**OBJECTIVE**
Transcribe all the entries word for word, skipping the pictures.

**SOURCE RECORDS**
▬▬▬

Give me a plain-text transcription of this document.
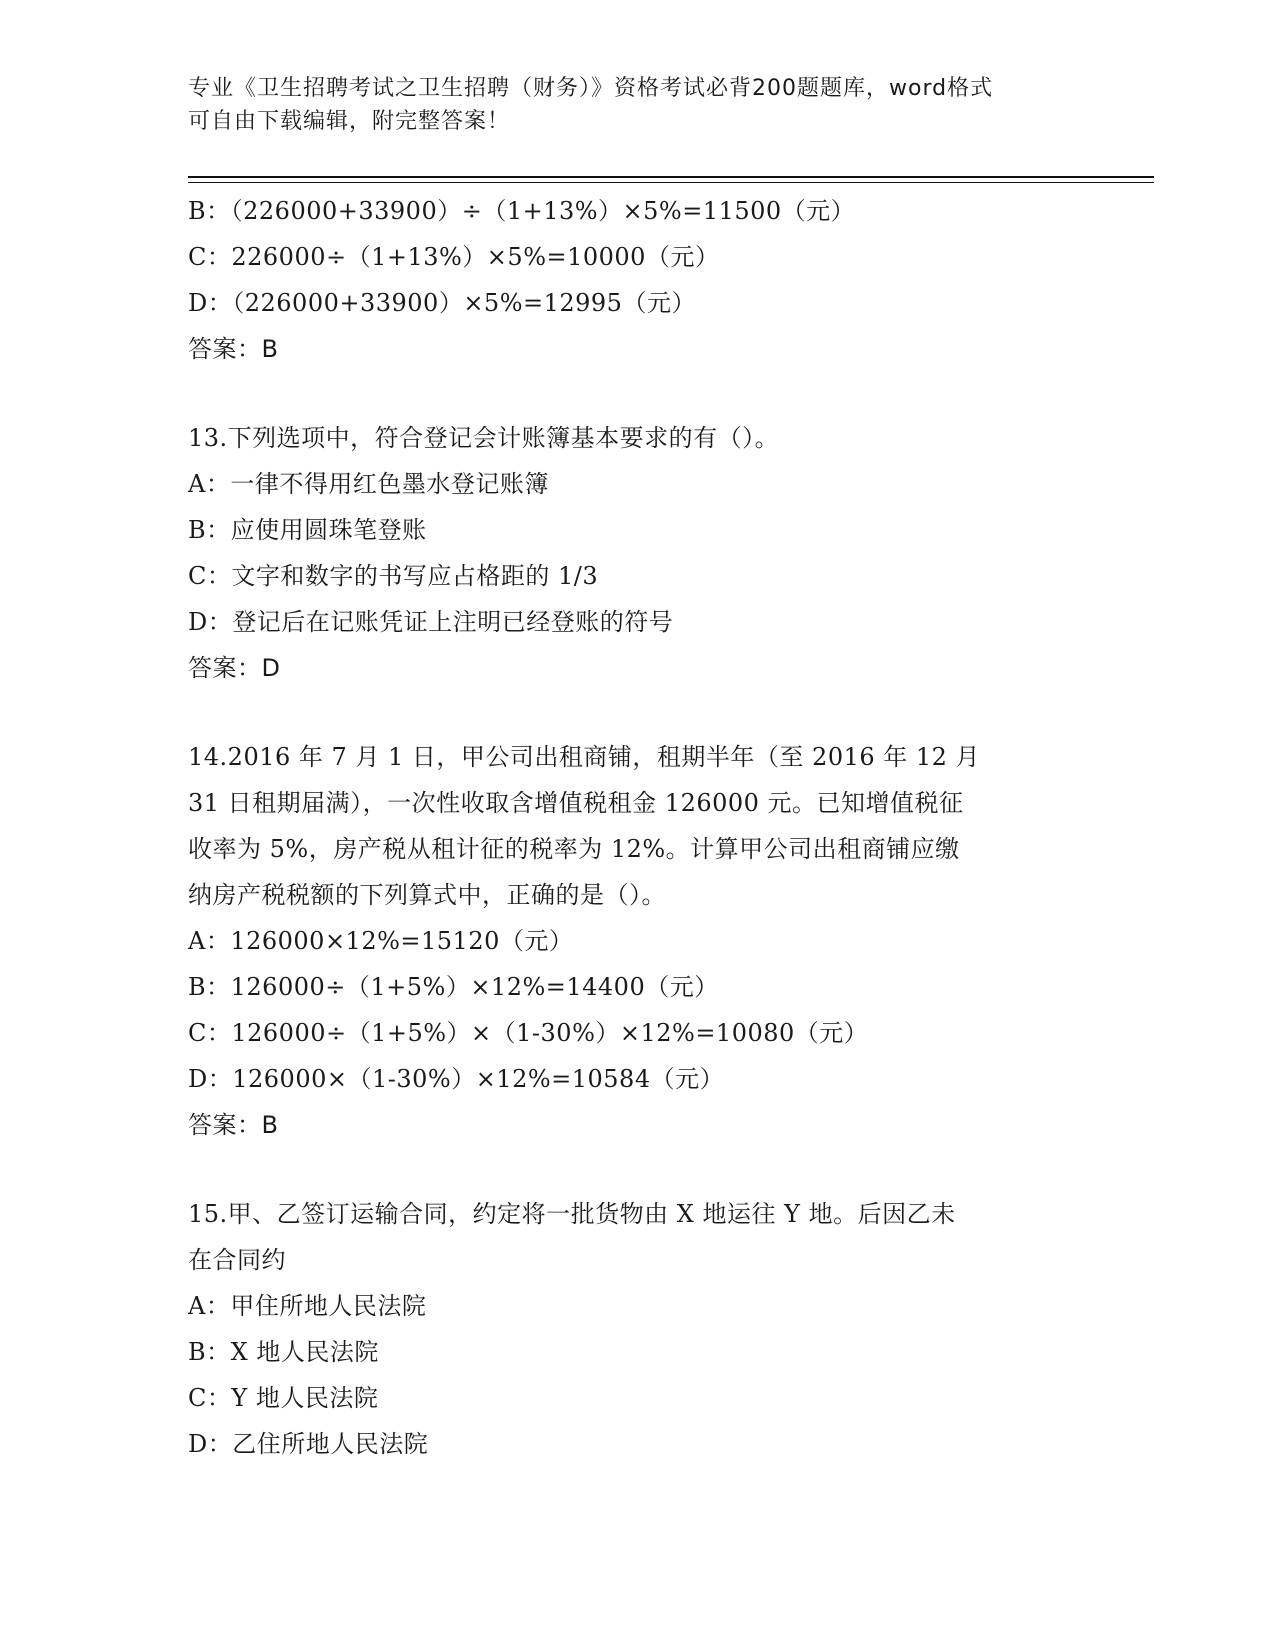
专业《卫生招聘考试之卫生招聘（财务）》资格考试必背200题题库，word格式
可自由下载编辑，附完整答案！
B：（226000+33900）÷（1+13%）×5%=11500（元）
C：226000÷（1+13%）×5%=10000（元）
D：（226000+33900）×5%=12995（元）
答案：B
13.下列选项中，符合登记会计账簿基本要求的有（）。
A：一律不得用红色墨水登记账簿
B：应使用圆珠笔登账
C：文字和数字的书写应占格距的 1/3
D：登记后在记账凭证上注明已经登账的符号
答案：D
14.2016 年 7 月 1 日，甲公司出租商铺，租期半年（至 2016 年 12 月
31 日租期届满），一次性收取含增值税租金 126000 元。已知增值税征
收率为 5%，房产税从租计征的税率为 12%。计算甲公司出租商铺应缴
纳房产税税额的下列算式中，正确的是（）。
A：126000×12%=15120（元）
B：126000÷（1+5%）×12%=14400（元）
C：126000÷（1+5%）×（1-30%）×12%=10080（元）
D：126000×（1-30%）×12%=10584（元）
答案：B
15.甲、乙签订运输合同，约定将一批货物由 X 地运往 Y 地。后因乙未
在合同约
A：甲住所地人民法院
B：X 地人民法院
C：Y 地人民法院
D：乙住所地人民法院
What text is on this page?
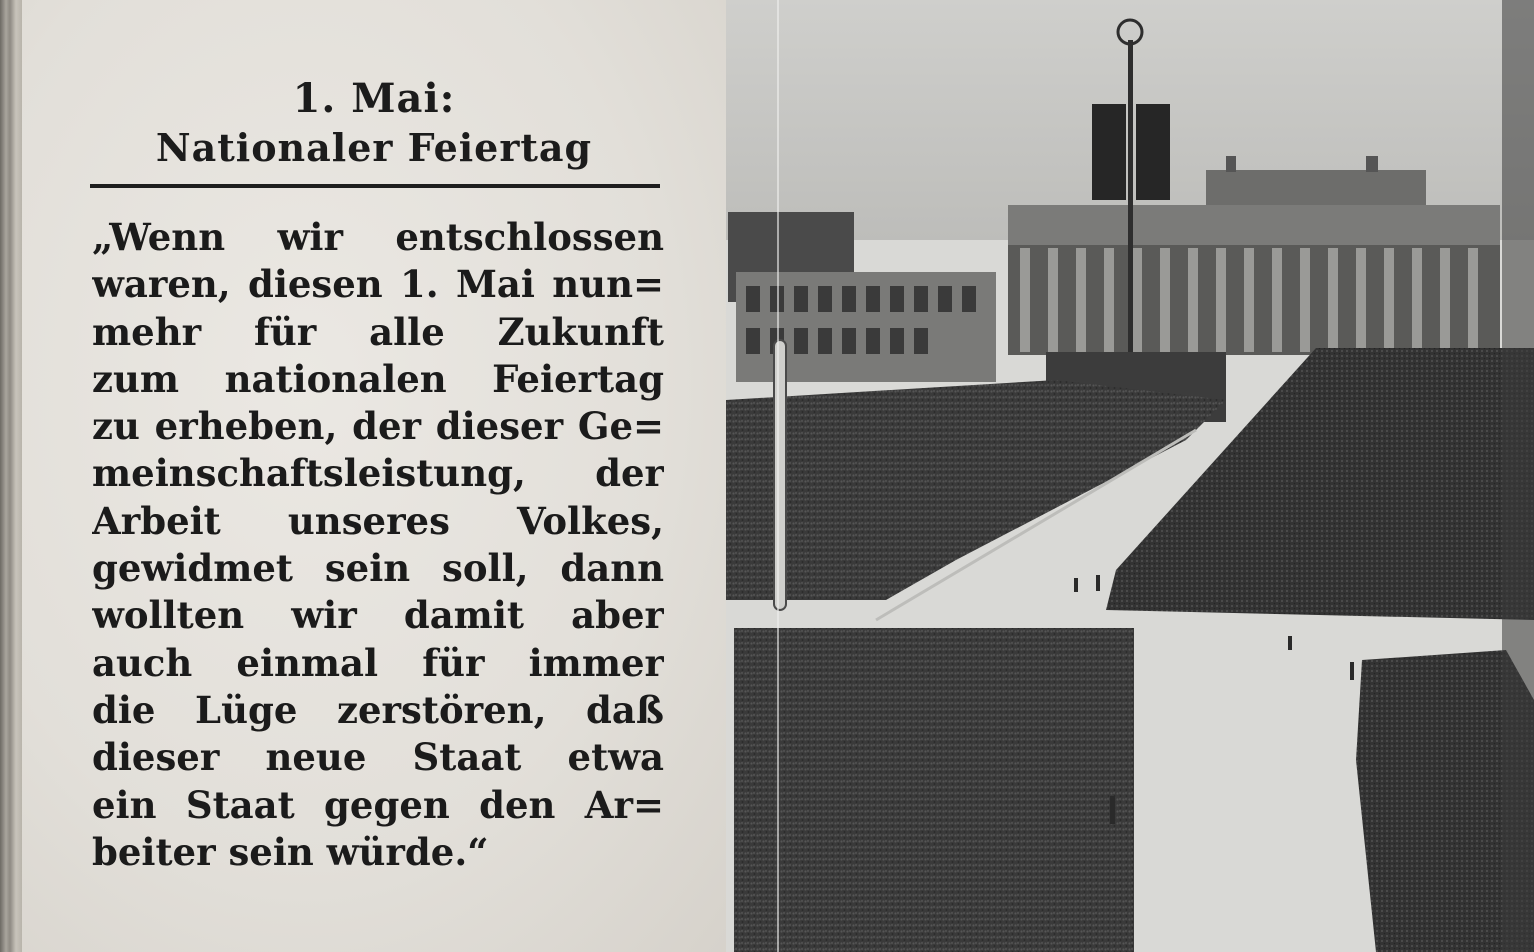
1. Mai:
Nationaler Feiertag
„Wenn wir entschlossen
waren, diesen 1. Mai nun=
mehr für alle Zukunft
zum nationalen Feiertag
zu erheben, der dieser Ge=
meinschaftsleistung, der
Arbeit unseres Volkes,
gewidmet sein soll, dann
wollten wir damit aber
auch einmal für immer
die Lüge zerstören, daß
dieser neue Staat etwa
ein Staat gegen den Ar=
beiter sein würde.“
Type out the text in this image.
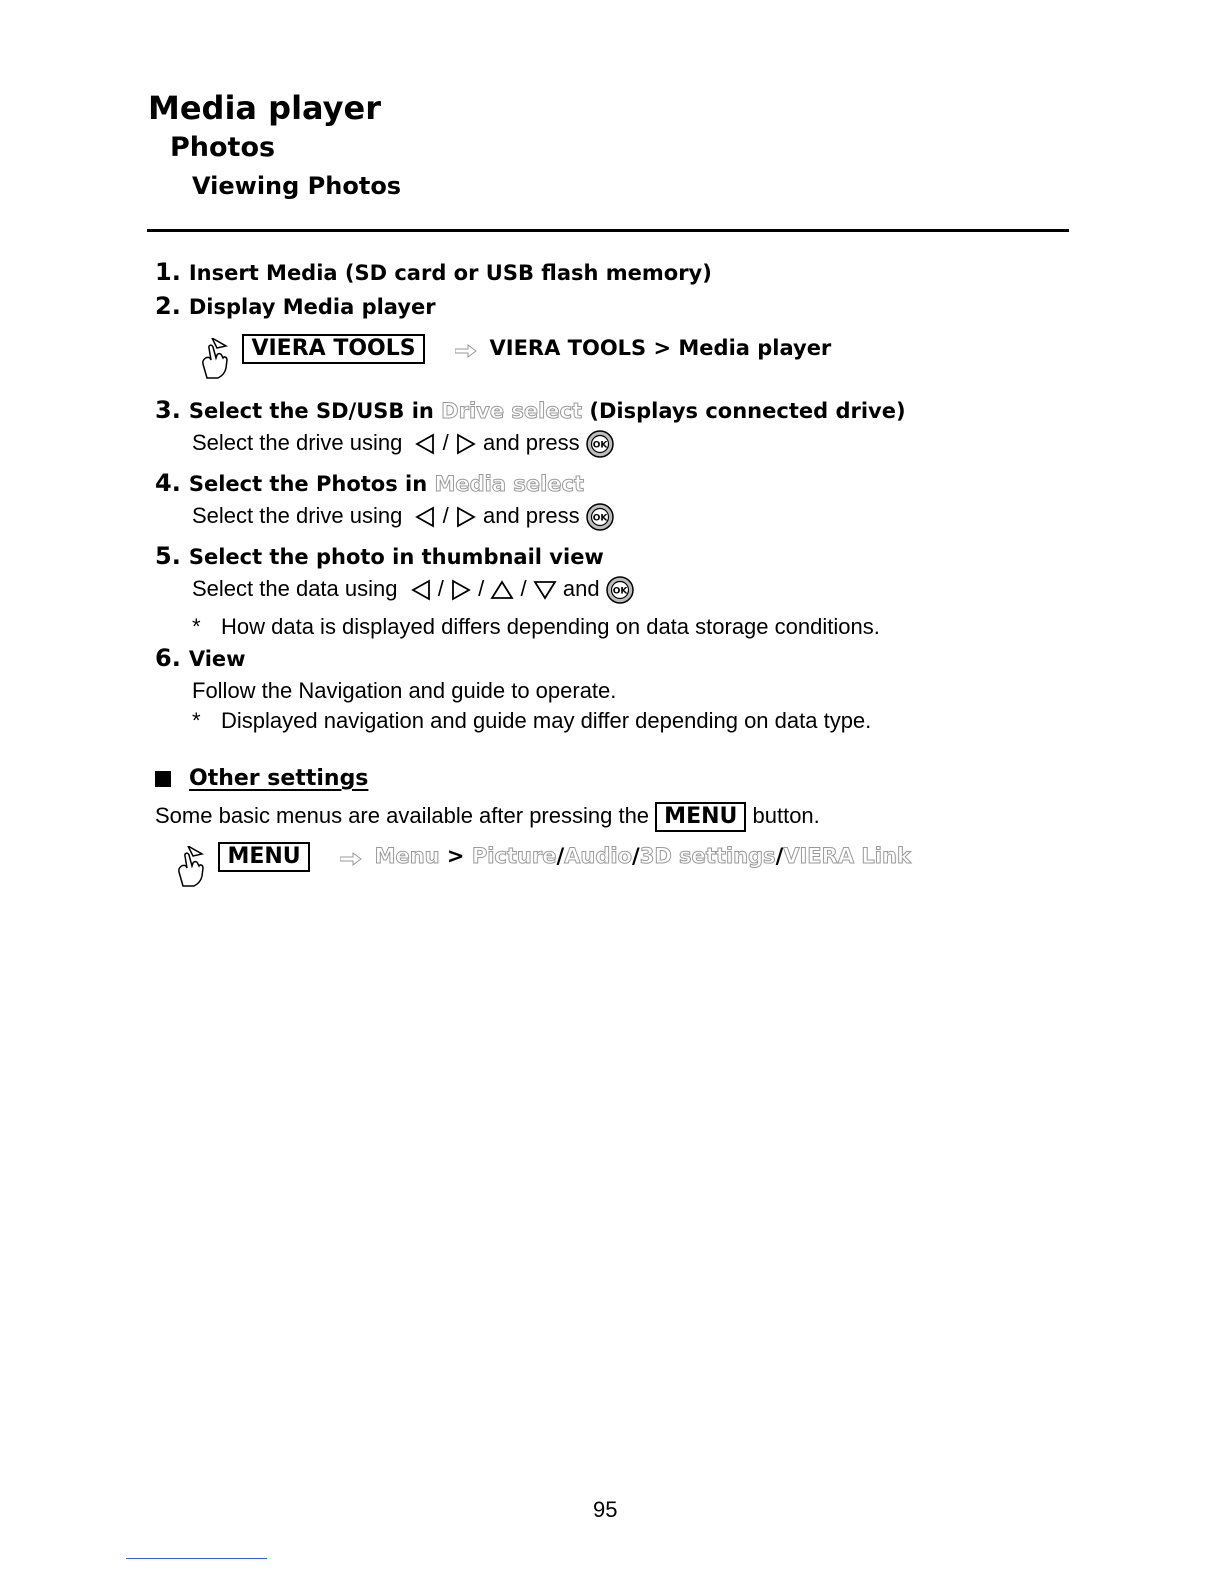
Media player
Photos
Viewing Photos
1. Insert Media (SD card or USB flash memory)
2. Display Media player
VIERA TOOLS	VIERA TOOLS > Media player
3. Select the SD/USB in Drive select (Displays connected drive)
Select the drive using / and press OK
4. Select the Photos in Media select
Select the drive using / and press OK
5. Select the photo in thumbnail view
Select the data using / / / and OK
* How data is displayed differs depending on data storage conditions.
6. View
Follow the Navigation and guide to operate.
* Displayed navigation and guide may differ depending on data type.
Other settings
Some basic menus are available after pressing the MENU button.
MENU	Menu > Picture/Audio/3D settings/VIERA Link
95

▬▬▬

**EXPECTED OUTPUT**
Give me a plain-text transcription of this document.
专业《卫生招聘考试之卫生招聘（财务）》资格考试必背200题题库，word格式
可自由下载编辑，附完整答案！
B：（226000+33900）÷（1+13%）×5%=11500（元）
C：226000÷（1+13%）×5%=10000（元）
D：（226000+33900）×5%=12995（元）
答案：B
13.下列选项中，符合登记会计账簿基本要求的有（）。
A：一律不得用红色墨水登记账簿
B：应使用圆珠笔登账
C：文字和数字的书写应占格距的 1/3
D：登记后在记账凭证上注明已经登账的符号
答案：D
14.2016 年 7 月 1 日，甲公司出租商铺，租期半年（至 2016 年 12 月
31 日租期届满），一次性收取含增值税租金 126000 元。已知增值税征
收率为 5%，房产税从租计征的税率为 12%。计算甲公司出租商铺应缴
纳房产税税额的下列算式中，正确的是（）。
A：126000×12%=15120（元）
B：126000÷（1+5%）×12%=14400（元）
C：126000÷（1+5%）×（1-30%）×12%=10080（元）
D：126000×（1-30%）×12%=10584（元）
答案：B
15.甲、乙签订运输合同，约定将一批货物由 X 地运往 Y 地。后因乙未
在合同约
A：甲住所地人民法院
B：X 地人民法院
C：Y 地人民法院
D：乙住所地人民法院
What text is on this page?
1. Mai:
Nationaler Feiertag
„Wenn wir entschlossen
waren, diesen 1. Mai nun=
mehr für alle Zukunft
zum nationalen Feiertag
zu erheben, der dieser Ge=
meinschaftsleistung, der
Arbeit unseres Volkes,
gewidmet sein soll, dann
wollten wir damit aber
auch einmal für immer
die Lüge zerstören, daß
dieser neue Staat etwa
ein Staat gegen den Ar=
beiter sein würde.“
Type out the text in this image.
Media player
Photos
Viewing Photos
1. Insert Media (SD card or USB flash memory)
2. Display Media player
VIERA TOOLS	VIERA TOOLS > Media player
3. Select the SD/USB in Drive select (Displays connected drive)
Select the drive using / and press OK
4. Select the Photos in Media select
Select the drive using / and press OK
5. Select the photo in thumbnail view
Select the data using / / / and OK
* How data is displayed differs depending on data storage conditions.
6. View
Follow the Navigation and guide to operate.
* Displayed navigation and guide may differ depending on data type.
Other settings
Some basic menus are available after pressing the MENU button.
MENU	Menu > Picture/Audio/3D settings/VIERA Link
95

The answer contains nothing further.